__TO BE DONE__: Continue the passage about the restaurant and its casino-area visitors, starting right after its final sentence.

Almond says the nearby casinos have been a big help, even though the restaurant has “a very varied” client base. “We are on the Travel Channel and Food Network. People will be in the casino and go up to their room with nothing to do and be watching television and they see us and call asking ‘are you really here’ and we’ll say, ‘yeah.’“ Almond says.
“There are some people from England who come and stay awhile in the casinos — older people. They’ll stay three weeks and they’ll eat in the fine dining and they’ll want to play card games and come here.”
“You can tell the casinos are important because the casinos are not busy in December, January, February and we’re not either,” says Almond.
By the bathrooms, at the back of the building, he points to a cork board with a U.S. map and a world map. He added the world map after tourists from overseas kept writing their hometowns on slips of paper and pinning them to the board.

“There are two ways to measure time here, BC and everything after. BC stands for before casinos, which started arriving in 1992. Everything after is The Boom.”

__EXTRACTED RECORDS__:
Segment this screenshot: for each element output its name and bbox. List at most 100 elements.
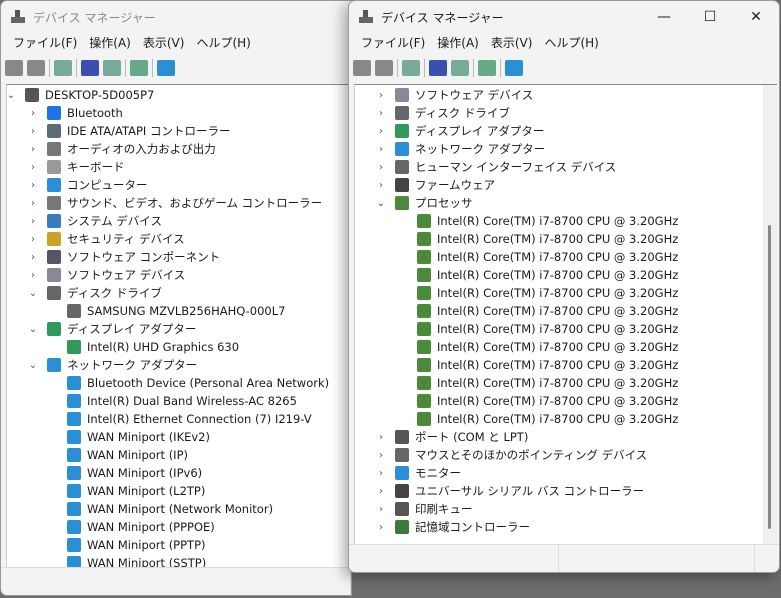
tree-item[interactable]: › コンピューター xyxy=(31,176,148,194)
maximize-button[interactable]: ☐ xyxy=(687,1,733,33)
tree-item[interactable]: › サウンド、ビデオ、およびゲーム コントローラー xyxy=(31,194,322,212)
tree-item[interactable]: › マウスとそのほかのポインティング デバイス xyxy=(379,446,647,464)
tree-item[interactable]: Intel(R) UHD Graphics 630 xyxy=(67,338,239,356)
chevron-right-icon[interactable]: › xyxy=(27,108,39,119)
chevron-right-icon[interactable]: › xyxy=(375,180,387,191)
tree-item[interactable]: WAN Miniport (Network Monitor) xyxy=(67,500,273,518)
chevron-right-icon[interactable]: › xyxy=(375,504,387,515)
device-tree[interactable]: ⌄ DESKTOP-5D005P7 › Bluetooth › IDE ATA/ATAPI… xyxy=(6,84,351,567)
chevron-right-icon[interactable]: › xyxy=(27,270,39,281)
chevron-right-icon[interactable]: › xyxy=(375,486,387,497)
chevron-right-icon[interactable]: › xyxy=(27,252,39,263)
tree-item[interactable]: WAN Miniport (PPPOE) xyxy=(67,518,215,536)
tree-item[interactable]: Intel(R) Core(TM) i7-8700 CPU @ 3.20GHz xyxy=(417,230,678,248)
tree-item[interactable]: › ソフトウェア デバイス xyxy=(379,86,533,104)
tree-item[interactable]: › ソフトウェア コンポーネント xyxy=(31,248,220,266)
tree-item[interactable]: Intel(R) Core(TM) i7-8700 CPU @ 3.20GHz xyxy=(417,392,678,410)
chevron-right-icon[interactable]: › xyxy=(375,468,387,479)
chevron-right-icon[interactable]: › xyxy=(375,126,387,137)
back-icon[interactable] xyxy=(353,60,371,76)
help-icon[interactable] xyxy=(429,60,447,76)
tree-item[interactable]: ⌄ ネットワーク アダプター xyxy=(29,356,197,374)
back-icon[interactable] xyxy=(5,60,23,76)
tree-item[interactable]: ⌄ プロセッサ xyxy=(377,194,473,212)
chevron-down-icon[interactable]: ⌄ xyxy=(7,90,17,101)
chevron-right-icon[interactable]: › xyxy=(27,126,39,137)
chevron-right-icon[interactable]: › xyxy=(375,90,387,101)
tree-item[interactable]: Intel(R) Core(TM) i7-8700 CPU @ 3.20GHz xyxy=(417,320,678,338)
tree-item[interactable]: Bluetooth Device (Personal Area Network) xyxy=(67,374,329,392)
tree-item[interactable]: › 印刷キュー xyxy=(379,500,473,518)
tree-item[interactable]: Intel(R) Core(TM) i7-8700 CPU @ 3.20GHz xyxy=(417,356,678,374)
chevron-right-icon[interactable]: › xyxy=(375,450,387,461)
update-driver-icon[interactable] xyxy=(478,60,496,76)
chevron-right-icon[interactable]: › xyxy=(375,162,387,173)
chevron-right-icon[interactable]: › xyxy=(27,162,39,173)
tree-item[interactable]: Intel(R) Core(TM) i7-8700 CPU @ 3.20GHz xyxy=(417,338,678,356)
tree-item[interactable]: Intel(R) Core(TM) i7-8700 CPU @ 3.20GHz xyxy=(417,248,678,266)
chevron-right-icon[interactable]: › xyxy=(27,180,39,191)
tree-item[interactable]: ⌄ ディスプレイ アダプター xyxy=(29,320,196,338)
tree-item[interactable]: › IDE ATA/ATAPI コントローラー xyxy=(31,122,230,140)
show-hide-console-tree-icon[interactable] xyxy=(54,60,72,76)
tree-item[interactable]: WAN Miniport (IKEv2) xyxy=(67,428,210,446)
tree-item[interactable]: Intel(R) Ethernet Connection (7) I219-V xyxy=(67,410,312,428)
chevron-right-icon[interactable]: › xyxy=(375,108,387,119)
update-driver-icon[interactable] xyxy=(130,60,148,76)
chevron-right-icon[interactable]: › xyxy=(375,522,387,533)
tree-item[interactable]: › ディスプレイ アダプター xyxy=(379,122,544,140)
vertical-scrollbar[interactable] xyxy=(763,85,777,544)
tree-item[interactable]: WAN Miniport (SSTP) xyxy=(67,554,206,567)
menu-help[interactable]: ヘルプ(H) xyxy=(538,33,604,53)
tree-item[interactable]: › キーボード xyxy=(31,158,125,176)
menu-view[interactable]: 表示(V) xyxy=(137,33,191,53)
tree-item[interactable]: Intel(R) Core(TM) i7-8700 CPU @ 3.20GHz xyxy=(417,302,678,320)
tree-item[interactable]: › オーディオの入力および出力 xyxy=(31,140,216,158)
action-pane-icon[interactable] xyxy=(451,60,469,76)
tree-item[interactable]: WAN Miniport (L2TP) xyxy=(67,482,205,500)
tree-item[interactable]: › ネットワーク アダプター xyxy=(379,140,545,158)
chevron-right-icon[interactable]: › xyxy=(375,432,387,443)
minimize-button[interactable]: — xyxy=(641,1,687,33)
chevron-right-icon[interactable]: › xyxy=(27,216,39,227)
chevron-down-icon[interactable]: ⌄ xyxy=(375,198,387,209)
scan-hardware-icon[interactable] xyxy=(157,60,175,76)
tree-item[interactable]: Intel(R) Core(TM) i7-8700 CPU @ 3.20GHz xyxy=(417,266,678,284)
help-icon[interactable] xyxy=(81,60,99,76)
tree-item[interactable]: Intel(R) Dual Band Wireless-AC 8265 xyxy=(67,392,297,410)
forward-icon[interactable] xyxy=(375,60,393,76)
tree-item[interactable]: ⌄ DESKTOP-5D005P7 xyxy=(7,86,154,104)
scrollbar-thumb[interactable] xyxy=(768,225,771,529)
chevron-right-icon[interactable]: › xyxy=(27,198,39,209)
scan-hardware-icon[interactable] xyxy=(505,60,523,76)
device-tree[interactable]: › ソフトウェア デバイス › ディスク ドライブ › ディスプレイ アダプター › ネットワ… xyxy=(354,84,777,544)
tree-item[interactable]: › セキュリティ デバイス xyxy=(31,230,185,248)
menu-action[interactable]: 操作(A) xyxy=(431,33,485,53)
chevron-right-icon[interactable]: › xyxy=(27,234,39,245)
tree-item[interactable]: › ユニバーサル シリアル バス コントローラー xyxy=(379,482,644,500)
tree-item[interactable]: SAMSUNG MZVLB256HAHQ-000L7 xyxy=(67,302,285,320)
tree-item[interactable]: ⌄ ディスク ドライブ xyxy=(29,284,162,302)
tree-item[interactable]: Intel(R) Core(TM) i7-8700 CPU @ 3.20GHz xyxy=(417,284,678,302)
close-button[interactable]: ✕ xyxy=(733,1,779,33)
tree-item[interactable]: WAN Miniport (PPTP) xyxy=(67,536,206,554)
menu-action[interactable]: 操作(A) xyxy=(83,33,137,53)
action-pane-icon[interactable] xyxy=(103,60,121,76)
tree-item[interactable]: › ディスク ドライブ xyxy=(379,104,510,122)
tree-item[interactable]: WAN Miniport (IPv6) xyxy=(67,464,202,482)
forward-icon[interactable] xyxy=(27,60,45,76)
tree-item[interactable]: WAN Miniport (IP) xyxy=(67,446,188,464)
tree-item[interactable]: › システム デバイス xyxy=(31,212,162,230)
chevron-right-icon[interactable]: › xyxy=(27,144,39,155)
chevron-right-icon[interactable]: › xyxy=(375,144,387,155)
chevron-down-icon[interactable]: ⌄ xyxy=(27,360,39,371)
tree-item[interactable]: Intel(R) Core(TM) i7-8700 CPU @ 3.20GHz xyxy=(417,410,678,428)
tree-item[interactable]: › ソフトウェア デバイス xyxy=(31,266,185,284)
tree-item[interactable]: › ポート (COM と LPT) xyxy=(379,428,528,446)
tree-item[interactable]: Intel(R) Core(TM) i7-8700 CPU @ 3.20GHz xyxy=(417,374,678,392)
menu-file[interactable]: ファイル(F) xyxy=(355,33,431,53)
tree-item[interactable]: › Bluetooth xyxy=(31,104,123,122)
tree-item[interactable]: Intel(R) Core(TM) i7-8700 CPU @ 3.20GHz xyxy=(417,212,678,230)
tree-item[interactable]: › ファームウェア xyxy=(379,176,495,194)
chevron-down-icon[interactable]: ⌄ xyxy=(27,288,39,299)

__RESPONSE TO THIS EXERCISE__:
– Richard Taylor

Some come for the stops on the Blues Trail or because they have heard The Hollywood mentioned in “Walking in Memphis.”

“We are trying to get music people can count on for the weekends. We have two or three blues guys — Muleman Massey from Senatobia and Terry “Harmonica” Bean comes in here and of course we have the Turnrow Cowboys,” Almond says.
John Almond is grateful for all that casino traffic. So is Dick Taylor, who knows that this area has always been rich in gambling of one sort or another. The money that Hardface Clanton pumped into the local economy, of course, was nothing like what pours daily through the big casinos. And you were never sure just how long he would last.
“He had very nice cars and they were all very fast and when I asked him about it, he would say, ‘Well, there are times when I need to get away in a hurry.’”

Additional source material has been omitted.